WHAT YOU HAVE TO DO:
Keep only the lines of the listing that include the word "trabajo", and copy them.

DATA ROWS:
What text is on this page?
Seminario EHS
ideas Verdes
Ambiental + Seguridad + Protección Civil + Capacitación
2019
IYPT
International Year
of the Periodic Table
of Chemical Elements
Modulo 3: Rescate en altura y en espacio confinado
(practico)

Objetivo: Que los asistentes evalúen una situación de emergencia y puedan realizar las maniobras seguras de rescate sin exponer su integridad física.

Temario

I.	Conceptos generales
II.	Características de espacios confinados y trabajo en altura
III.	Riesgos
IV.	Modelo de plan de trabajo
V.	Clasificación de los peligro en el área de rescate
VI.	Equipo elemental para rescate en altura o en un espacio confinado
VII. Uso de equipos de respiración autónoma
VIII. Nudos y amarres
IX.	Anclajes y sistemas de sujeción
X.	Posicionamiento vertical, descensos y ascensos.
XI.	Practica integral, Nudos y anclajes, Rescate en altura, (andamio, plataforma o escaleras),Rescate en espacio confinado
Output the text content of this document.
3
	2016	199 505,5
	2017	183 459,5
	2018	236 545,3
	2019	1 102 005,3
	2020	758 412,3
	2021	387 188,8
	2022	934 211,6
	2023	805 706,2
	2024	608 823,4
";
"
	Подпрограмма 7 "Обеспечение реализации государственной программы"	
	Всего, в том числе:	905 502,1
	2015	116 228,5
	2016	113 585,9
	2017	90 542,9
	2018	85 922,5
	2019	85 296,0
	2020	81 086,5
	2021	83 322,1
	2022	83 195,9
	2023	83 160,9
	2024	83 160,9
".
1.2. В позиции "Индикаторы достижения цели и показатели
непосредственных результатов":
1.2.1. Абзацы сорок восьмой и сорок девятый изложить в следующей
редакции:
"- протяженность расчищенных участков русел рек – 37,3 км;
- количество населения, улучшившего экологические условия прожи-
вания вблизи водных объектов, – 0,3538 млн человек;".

OUTPUT:
II.	Características de espacios confinados y trabajo en altura
IV.	Modelo de plan de trabajo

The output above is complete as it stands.